:: EXERCISE TASK A ::
Return the records' lines unchanged, starting at the line that contains "169, 246, 173]" and ending after the line that contains "footer-copyright[interactable]: © LfU".

Search code examples
pythonanacondacondaminiconda

Long creation time with conda env create -f environment.yml


I have the following environment.yml file. It is taking 1.5 hours to create this environment. How to improve (or debug) the creation time?

name: test_syn_spark_3_3_1
channels:
  - defaults
  - conda-forge
dependencies:
  - python=3.10
  - pandas=1.5
  - pip=23.0
  - pyarrow=11.0.0
  - pyspark=3.3.1
  - setuptools=65.0
  - pip:
      - azure-common==1.1.28
      - azure-core==1.26.1
      - azure-datalake-store==0.0.51
      - azure-identity==1.7.0
      - azure-mgmt-core==1.3.2
      - azure-mgmt-resource==21.2.1
      - azure-mgmt-storage==20.1.0
      - azure-storage-blob==12.16.0
      - azure-mgmt-authorization==2.0.0
      - azure-mgmt-keyvault==10.1.0
      - azure-storage-file-datalake==12.11.0
      - check-wheel-contents==0.4.0
      - pyarrowfs-adlgen2==0.2.4
      - wheel-filename==1.4.1

Solution

  • Switch the channel order and use Mamba. Specifically, I note that pyspark=3.3.1 is only available from Conda Forge, so the conda-forge channel should go first to avoid any channel_priority: strict masking issues. Mamba is faster, gives clearer error reporting, and the maintainers are very responsive.

:: EXERCISE TASK B ::
According to the solution in the conda environment thread, which package version is available only from Conda Forge?

:: DATASET EXCERPTS ::
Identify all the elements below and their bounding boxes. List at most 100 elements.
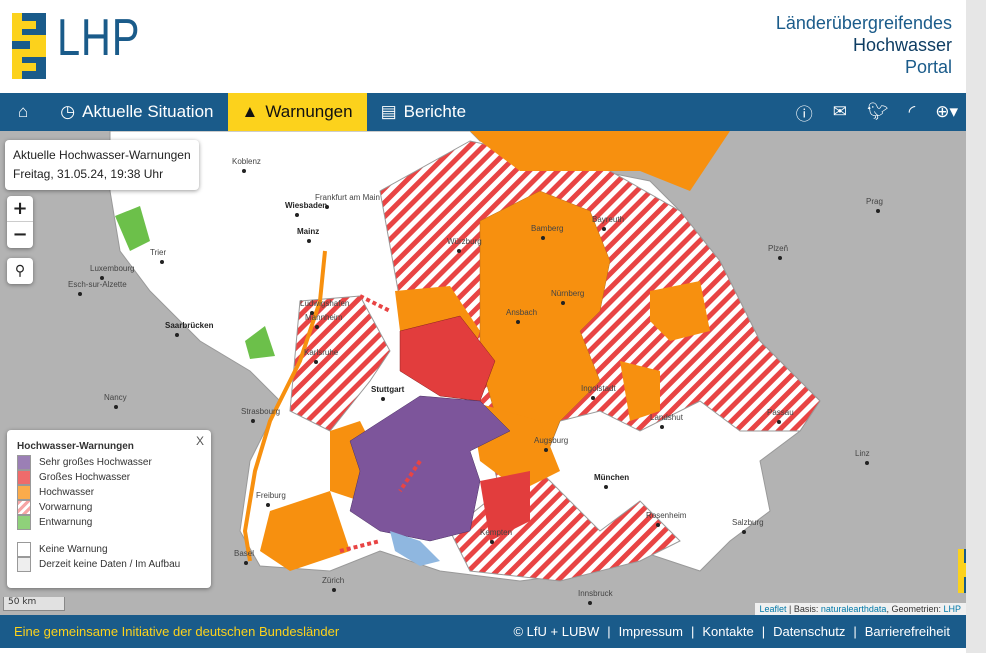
city-dot	[242, 169, 246, 173]
city-dot	[114, 405, 118, 409]
city-dot	[778, 256, 782, 260]
info-date: Freitag, 31.05.24, 19:38 Uhr	[13, 167, 164, 181]
city-label: Plzeň	[768, 244, 789, 253]
title-line-3: Portal	[904, 57, 952, 77]
legend-label: Vorwarnung	[39, 502, 93, 513]
city-dot	[777, 420, 781, 424]
legend-label: Keine Warnung	[39, 544, 108, 555]
legend-item: Entwarnung	[17, 515, 201, 530]
city-dot	[591, 396, 595, 400]
city-dot	[314, 360, 318, 364]
warning-info-box: Aktuelle Hochwasser-Warnungen Freitag, 3…	[5, 140, 199, 190]
city-dot	[541, 236, 545, 240]
title-line-1: Länderübergreifendes	[775, 13, 952, 33]
footer-kontakte[interactable]: Kontakte	[702, 624, 753, 639]
info-title: Aktuelle Hochwasser-Warnungen	[13, 148, 191, 162]
legend-label: Großes Hochwasser	[39, 472, 131, 483]
city-label: Augsburg	[534, 436, 569, 445]
clock-icon: ◷	[60, 102, 76, 121]
city-dot	[865, 461, 869, 465]
header: LHP Länderübergreifendes Hochwasser Port…	[0, 0, 966, 93]
zoom-control: + −	[7, 196, 33, 248]
city-dot	[544, 448, 548, 452]
city-dot	[457, 249, 461, 253]
city-label: Ludwigshafen	[300, 299, 350, 308]
city-dot	[244, 561, 248, 565]
nav-label: Aktuelle Situation	[82, 102, 214, 121]
city-label: Strasbourg	[241, 407, 281, 416]
legend-title: Hochwasser-Warnungen	[17, 441, 134, 452]
city-label: Nürnberg	[551, 289, 585, 298]
city-label: Luxembourg	[90, 264, 135, 273]
city-dot	[660, 425, 664, 429]
nav-berichte[interactable]: ▤ Berichte	[367, 93, 480, 131]
mail-icon[interactable]: ✉	[833, 102, 847, 122]
nav-warnungen[interactable]: ▲ Warnungen	[227, 93, 367, 131]
city-label: Landshut	[650, 413, 683, 422]
legend-item: Vorwarnung	[17, 500, 201, 515]
home-button[interactable]: ⌂	[0, 93, 46, 131]
legend-item: Hochwasser	[17, 485, 201, 500]
city-dot	[310, 311, 314, 315]
globe-icon[interactable]: ⊕▾	[935, 102, 958, 122]
legend-swatch	[17, 557, 31, 572]
city-dot	[604, 485, 608, 489]
attrib-text: , Geometrien:	[886, 604, 944, 614]
city-dot	[876, 209, 880, 213]
attribution: Leaflet | Basis: naturalearthdata, Geome…	[754, 603, 966, 615]
footer-copyright[interactable]: © LfU + LUBW	[513, 624, 599, 639]
legend-close-button[interactable]: X	[196, 434, 204, 448]
naturalearth-link[interactable]: naturalearthdata	[821, 604, 887, 614]
legend-swatch	[17, 455, 31, 470]
footer-datenschutz[interactable]: Datenschutz	[773, 624, 845, 639]
lhp-logo[interactable]	[12, 13, 46, 83]
footer-impressum[interactable]: Impressum	[619, 624, 683, 639]
city-label: Linz	[855, 449, 870, 458]
rss-icon[interactable]: ◜	[909, 102, 916, 122]
city-dot	[516, 320, 520, 324]
city-label: Salzburg	[732, 518, 764, 527]
footer-tagline: Eine gemeinsame Initiative der deutschen…	[14, 624, 340, 639]
legend-label: Sehr großes Hochwasser	[39, 457, 152, 468]
info-icon[interactable]: ⓘ	[796, 100, 813, 125]
home-icon: ⌂	[18, 102, 29, 121]
city-label: Freiburg	[256, 491, 286, 500]
city-label: Mainz	[297, 227, 320, 236]
legend-swatch	[17, 500, 31, 515]
portal-title: Länderübergreifendes Hochwasser Portal	[776, 12, 952, 78]
zoom-out-button[interactable]: −	[7, 222, 33, 248]
zoom-in-button[interactable]: +	[7, 196, 33, 222]
legend-swatch	[17, 542, 31, 557]
city-label: Trier	[150, 248, 167, 257]
city-label: Nancy	[104, 393, 127, 402]
footer-barrierefreiheit[interactable]: Barrierefreiheit	[865, 624, 950, 639]
city-dot	[588, 601, 592, 605]
logo-text: LHP	[57, 9, 141, 67]
city-label: Basel	[234, 549, 255, 558]
legend-item: Großes Hochwasser	[17, 470, 201, 485]
lhp-link[interactable]: LHP	[943, 604, 961, 614]
scale-bar: 50 km	[3, 597, 65, 611]
leaflet-link[interactable]: Leaflet	[760, 604, 787, 614]
city-label: Karlsruhe	[304, 348, 339, 357]
city-label: Kempten	[480, 528, 513, 537]
city-label: Rosenheim	[646, 511, 687, 520]
map[interactable]: Koblenz Frankfurt am Main Wiesbaden Mainz Wü…	[0, 131, 966, 615]
city-dot	[295, 213, 299, 217]
legend-item: Derzeit keine Daten / Im Aufbau	[17, 557, 201, 572]
footer: Eine gemeinsame Initiative der deutschen…	[0, 615, 966, 648]
city-label: Koblenz	[232, 157, 261, 166]
city-label: Passau	[767, 408, 794, 417]
city-dot	[332, 588, 336, 592]
scrollbar[interactable]	[966, 0, 986, 653]
nav-aktuelle-situation[interactable]: ◷ Aktuelle Situation	[46, 93, 227, 131]
legend-label: Entwarnung	[39, 517, 93, 528]
city-dot	[160, 260, 164, 264]
document-icon: ▤	[380, 102, 397, 121]
warning-icon: ▲	[241, 102, 259, 121]
city-dot	[742, 530, 746, 534]
city-label: Bayreuth	[592, 215, 625, 224]
search-button[interactable]: ⚲	[7, 258, 33, 284]
city-dot	[251, 419, 255, 423]
twitter-icon[interactable]: 🐦︎	[867, 102, 889, 122]
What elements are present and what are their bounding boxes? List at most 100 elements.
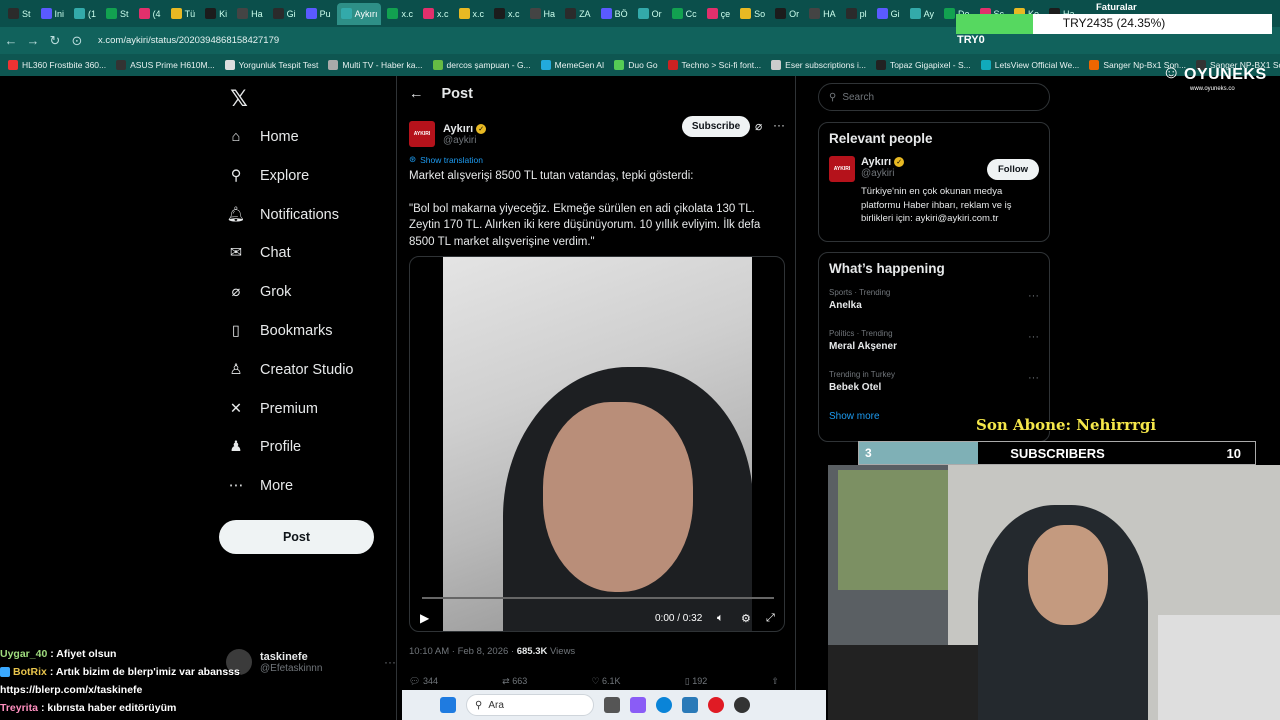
browser-tab[interactable]: ZA xyxy=(561,3,595,25)
show-translation-link[interactable]: ⊛ Show translation xyxy=(409,154,483,165)
bookmark-item[interactable]: Topaz Gigapixel - S... xyxy=(875,60,971,70)
bookmark-item[interactable]: LetsView Official We... xyxy=(980,60,1079,70)
trend-item[interactable]: Sports · Trending Anelka ··· xyxy=(819,282,1049,323)
browser-tab[interactable]: x.c xyxy=(383,3,417,25)
person-avatar[interactable]: AYKIRI xyxy=(829,156,855,182)
subscribe-button[interactable]: Subscribe xyxy=(682,116,750,137)
video-progress[interactable] xyxy=(422,597,774,599)
nav-item-more[interactable]: ⋯ More xyxy=(226,471,293,501)
more-icon[interactable]: ··· xyxy=(1028,290,1039,302)
author-name[interactable]: Aykırı ✓ xyxy=(443,123,487,135)
more-icon[interactable]: ··· xyxy=(773,118,785,132)
bookmark-item[interactable]: Eser subscriptions i... xyxy=(771,60,866,70)
trend-item[interactable]: Trending in Turkey Bebek Otel ··· xyxy=(819,364,1049,405)
nav-item-label: Premium xyxy=(260,400,319,417)
x-logo-icon[interactable]: 𝕏 xyxy=(226,86,252,112)
volume-icon[interactable]: 🔈︎ xyxy=(717,612,724,625)
browser-tab[interactable]: pl xyxy=(842,3,871,25)
browser-tab[interactable]: HA xyxy=(805,3,840,25)
browser-tab[interactable]: Or xyxy=(771,3,803,25)
browser-tab[interactable]: Ha xyxy=(526,3,560,25)
browser-tab[interactable]: Cc xyxy=(668,3,701,25)
author-handle[interactable]: @aykiri xyxy=(443,135,486,146)
browser-tab[interactable]: So xyxy=(736,3,769,25)
trend-item[interactable]: Politics · Trending Meral Akşener ··· xyxy=(819,323,1049,364)
repost-button[interactable]: ⇄ 663 xyxy=(502,676,527,687)
bookmark-button[interactable]: ▯ 192 xyxy=(685,676,707,687)
copilot-icon[interactable] xyxy=(630,697,646,713)
video-controls: ▶ 0:00 / 0:32 🔈︎ ⚙ ⤢ xyxy=(410,607,784,629)
browser-tab[interactable]: Ini xyxy=(37,3,69,25)
browser-tab[interactable]: Ay xyxy=(906,3,938,25)
bookmark-item[interactable]: Yorgunluk Tespit Test xyxy=(224,60,318,70)
search-input[interactable]: ⚲ Search xyxy=(818,83,1050,111)
nav-item-chat[interactable]: ✉ Chat xyxy=(226,238,291,268)
browser-tab[interactable]: x.c xyxy=(490,3,524,25)
trend-category: Sports · Trending xyxy=(829,288,891,297)
mail-app-icon[interactable] xyxy=(682,697,698,713)
play-icon[interactable]: ▶ xyxy=(420,611,429,625)
opera-icon[interactable] xyxy=(708,697,724,713)
settings-icon[interactable]: ⚙ xyxy=(741,612,751,625)
taskbar-search[interactable]: ⚲ Ara xyxy=(466,694,594,716)
browser-tab[interactable]: x.c xyxy=(455,3,489,25)
tab-favicon-icon xyxy=(74,8,86,19)
browser-tab[interactable]: Ha xyxy=(233,3,267,25)
bookmark-favicon-icon xyxy=(224,60,235,70)
video-player[interactable]: ▶ 0:00 / 0:32 🔈︎ ⚙ ⤢ xyxy=(409,256,785,632)
bookmark-item[interactable]: ASUS Prime H610M... xyxy=(116,60,215,70)
url-field[interactable]: x.com/aykiri/status/2020394868158427179 xyxy=(98,35,279,46)
browser-tab[interactable]: St xyxy=(4,3,35,25)
author-avatar[interactable]: AYKIRI xyxy=(409,121,435,147)
browser-tab[interactable]: BÖ xyxy=(597,3,632,25)
browser-tab[interactable]: (1 xyxy=(70,3,100,25)
browser-tab[interactable]: Gi xyxy=(269,3,300,25)
browser-tab[interactable]: St xyxy=(102,3,133,25)
browser-tab[interactable]: Or xyxy=(634,3,666,25)
browser-tab[interactable]: Aykırı xyxy=(336,2,382,25)
nav-item-profile[interactable]: ♟ Profile xyxy=(226,432,302,462)
windows-start-icon[interactable] xyxy=(440,697,456,713)
browser-tab[interactable]: çe xyxy=(703,3,735,25)
follow-button[interactable]: Follow xyxy=(987,159,1039,180)
bookmark-item[interactable]: Duo Go xyxy=(614,60,658,70)
nav-item-bookmarks[interactable]: ▯ Bookmarks xyxy=(226,316,333,346)
obs-icon[interactable] xyxy=(734,697,750,713)
nav-item-creator-studio[interactable]: ♙ Creator Studio xyxy=(226,355,354,385)
nav-item-premium[interactable]: ✕ Premium xyxy=(226,394,318,424)
relevant-person[interactable]: AYKIRI Aykırı ✓ @aykiri Türkiye'nin en ç… xyxy=(819,146,1049,236)
back-icon[interactable]: ← xyxy=(0,33,22,48)
post-button[interactable]: Post xyxy=(219,520,374,554)
site-info-icon[interactable]: ⊙ xyxy=(66,33,88,49)
edge-icon[interactable] xyxy=(656,697,672,713)
bookmark-item[interactable]: dercos şampuan - G... xyxy=(432,60,531,70)
browser-tab[interactable]: Tü xyxy=(167,3,200,25)
browser-tab[interactable]: (4 xyxy=(135,3,165,25)
tab-label: Gi xyxy=(286,8,296,19)
bookmark-item[interactable]: Multi TV - Haber ka... xyxy=(328,60,423,70)
browser-tab[interactable]: Gi xyxy=(873,3,904,25)
more-icon[interactable]: ··· xyxy=(1028,372,1039,384)
like-button[interactable]: ♡ 6.1K xyxy=(591,676,620,687)
browser-tab[interactable]: Pu xyxy=(302,3,335,25)
share-icon[interactable]: ⇧ xyxy=(771,676,779,687)
fullscreen-icon[interactable]: ⤢ xyxy=(766,612,775,625)
reload-icon[interactable]: ↻ xyxy=(44,33,66,49)
browser-tab[interactable]: Ki xyxy=(201,3,231,25)
task-view-icon[interactable] xyxy=(604,697,620,713)
nav-item-explore[interactable]: ⚲ Explore xyxy=(226,161,309,191)
browser-tab[interactable]: x.c xyxy=(419,3,453,25)
tab-favicon-icon xyxy=(272,8,284,19)
translate-icon: ⊛ xyxy=(409,154,417,164)
search-icon: ⚲ xyxy=(230,167,242,184)
grok-icon[interactable]: ⌀ xyxy=(755,119,762,133)
back-arrow-icon[interactable]: ← xyxy=(409,86,424,102)
nav-item-home[interactable]: ⌂ Home xyxy=(226,122,299,152)
bookmark-item[interactable]: Techno > Sci-fi font... xyxy=(667,60,761,70)
bookmark-item[interactable]: HL360 Frostbite 360... xyxy=(8,60,106,70)
forward-icon[interactable]: → xyxy=(22,33,44,48)
bookmark-item[interactable]: MemeGen AI xyxy=(540,60,604,70)
nav-item-grok[interactable]: ⌀ Grok xyxy=(226,277,292,307)
nav-item-notifications[interactable]: 🔔︎ Notifications xyxy=(226,200,339,230)
more-icon[interactable]: ··· xyxy=(1028,331,1039,343)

:: RIGHT ANSWER A ::
city-dot	[242, 169, 246, 173]
city-dot	[114, 405, 118, 409]
city-dot	[778, 256, 782, 260]
info-date: Freitag, 31.05.24, 19:38 Uhr	[13, 167, 164, 181]
city-label: Plzeň	[768, 244, 789, 253]
title-line-3: Portal	[904, 57, 952, 77]
legend-label: Vorwarnung	[39, 502, 93, 513]
city-dot	[777, 420, 781, 424]
legend-label: Keine Warnung	[39, 544, 108, 555]
legend-item: Entwarnung	[17, 515, 201, 530]
city-dot	[591, 396, 595, 400]
city-dot	[314, 360, 318, 364]
warning-info-box: Aktuelle Hochwasser-Warnungen Freitag, 3…	[5, 140, 199, 190]
city-dot	[541, 236, 545, 240]
title-line-1: Länderübergreifendes	[775, 13, 952, 33]
footer-kontakte[interactable]: Kontakte	[702, 624, 753, 639]
info-title: Aktuelle Hochwasser-Warnungen	[13, 148, 191, 162]
legend-label: Großes Hochwasser	[39, 472, 131, 483]
city-label: Augsburg	[534, 436, 569, 445]
clock-icon: ◷	[60, 102, 76, 121]
city-dot	[865, 461, 869, 465]
header: LHP Länderübergreifendes Hochwasser Port…	[0, 0, 966, 93]
zoom-control: + −	[7, 196, 33, 248]
city-dot	[544, 448, 548, 452]
city-dot	[457, 249, 461, 253]
city-label: Ludwigshafen	[300, 299, 350, 308]
city-dot	[244, 561, 248, 565]
nav-label: Aktuelle Situation	[82, 102, 214, 121]
city-label: Strasbourg	[241, 407, 281, 416]
legend-title: Hochwasser-Warnungen	[17, 441, 134, 452]
city-label: Nürnberg	[551, 289, 585, 298]
city-label: Luxembourg	[90, 264, 135, 273]
city-dot	[660, 425, 664, 429]
nav-berichte[interactable]: ▤ Berichte	[367, 93, 480, 131]
mail-icon[interactable]: ✉	[833, 102, 847, 122]
nav-warnungen[interactable]: ▲ Warnungen	[227, 93, 367, 131]
city-label: Landshut	[650, 413, 683, 422]
legend-item: Vorwarnung	[17, 500, 201, 515]
home-button[interactable]: ⌂	[0, 93, 46, 131]
legend-item: Hochwasser	[17, 485, 201, 500]
city-dot	[310, 311, 314, 315]
globe-icon[interactable]: ⊕▾	[935, 102, 958, 122]
legend-swatch	[17, 557, 31, 572]
city-dot	[604, 485, 608, 489]
attrib-text: , Geometrien:	[886, 604, 944, 614]
city-dot	[876, 209, 880, 213]
attribution: Leaflet | Basis: naturalearthdata, Geome…	[754, 603, 966, 615]
footer-copyright[interactable]: © LfU + LUBW	[513, 624, 599, 639]

:: RIGHT ANSWER B ::
pyspark=3.3.1